━━━━━ Data records
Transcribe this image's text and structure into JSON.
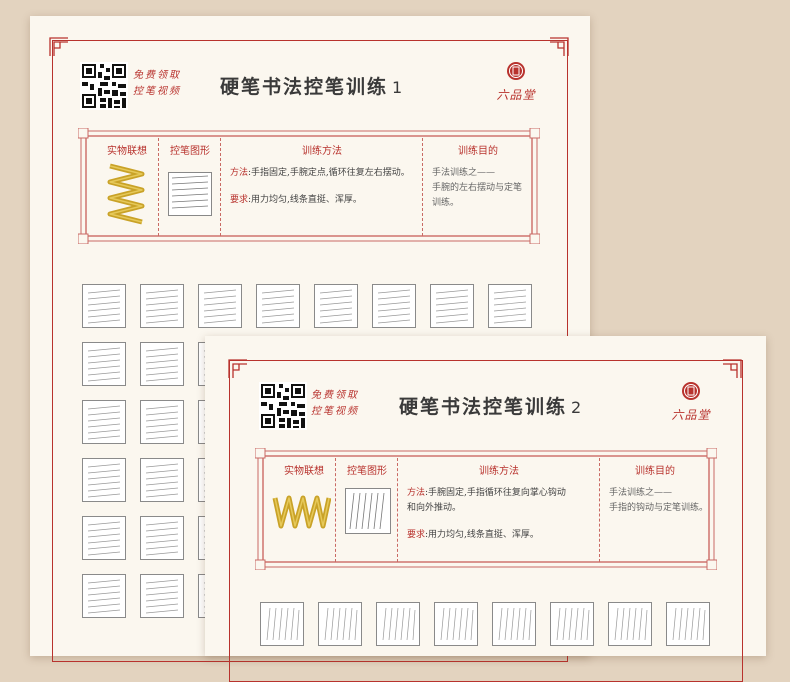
{
  "sheets": [
    {
      "qr_text_line1": "免费领取",
      "qr_text_line2": "控笔视频",
      "title": "硬笔书法控笔训练",
      "title_number": "1",
      "brand": "六品堂",
      "headers": {
        "object": "实物联想",
        "shape": "控笔图形",
        "method": "训练方法",
        "purpose": "训练目的"
      },
      "method_label": "方法",
      "method_text": ":手指固定,手腕定点,循环往复左右摆动。",
      "require_label": "要求",
      "require_text": ":用力均匀,线条直挺、浑厚。",
      "purpose_line1": "手法训练之——",
      "purpose_line2": "手腕的左右摆动与定笔",
      "purpose_line3": "训练。"
    },
    {
      "qr_text_line1": "免费领取",
      "qr_text_line2": "控笔视频",
      "title": "硬笔书法控笔训练",
      "title_number": "2",
      "brand": "六品堂",
      "headers": {
        "object": "实物联想",
        "shape": "控笔图形",
        "method": "训练方法",
        "purpose": "训练目的"
      },
      "method_label": "方法",
      "method_text": ":手腕固定,手指循环往复向掌心钩动",
      "method_text2": "和向外推动。",
      "require_label": "要求",
      "require_text": ":用力均匀,线条直挺、浑厚。",
      "purpose_line1": "手法训练之——",
      "purpose_line2": "手指的钩动与定笔训练。"
    }
  ],
  "colors": {
    "accent": "#b8322d",
    "gold": "#c9a227",
    "paper": "#fbf7ef",
    "background": "#e3d3bf"
  },
  "icons": [
    "qr-code-icon",
    "corner-ornament-icon",
    "brand-seal-icon",
    "zigzag-spring-icon"
  ]
}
━━━━━━━━━━
→ Problem to work on
All records must be output exactly as they are, except for the pictures, which are left out.

→ Expected answer
Transcribe this image's text and structure into JSON.
{
  "sheets": [
    {
      "qr_text_line1": "免费领取",
      "qr_text_line2": "控笔视频",
      "title": "硬笔书法控笔训练",
      "title_number": "1",
      "brand": "六品堂",
      "headers": {
        "object": "实物联想",
        "shape": "控笔图形",
        "method": "训练方法",
        "purpose": "训练目的"
      },
      "method_label": "方法",
      "method_text": ":手指固定,手腕定点,循环往复左右摆动。",
      "require_label": "要求",
      "require_text": ":用力均匀,线条直挺、浑厚。",
      "purpose_line1": "手法训练之——",
      "purpose_line2": "手腕的左右摆动与定笔",
      "purpose_line3": "训练。"
    },
    {
      "qr_text_line1": "免费领取",
      "qr_text_line2": "控笔视频",
      "title": "硬笔书法控笔训练",
      "title_number": "2",
      "brand": "六品堂",
      "headers": {
        "object": "实物联想",
        "shape": "控笔图形",
        "method": "训练方法",
        "purpose": "训练目的"
      },
      "method_label": "方法",
      "method_text": ":手腕固定,手指循环往复向掌心钩动",
      "method_text2": "和向外推动。",
      "require_label": "要求",
      "require_text": ":用力均匀,线条直挺、浑厚。",
      "purpose_line1": "手法训练之——",
      "purpose_line2": "手指的钩动与定笔训练。"
    }
  ],
  "colors": {
    "accent": "#b8322d",
    "gold": "#c9a227",
    "paper": "#fbf7ef",
    "background": "#e3d3bf"
  },
  "icons": [
    "qr-code-icon",
    "corner-ornament-icon",
    "brand-seal-icon",
    "zigzag-spring-icon"
  ]
}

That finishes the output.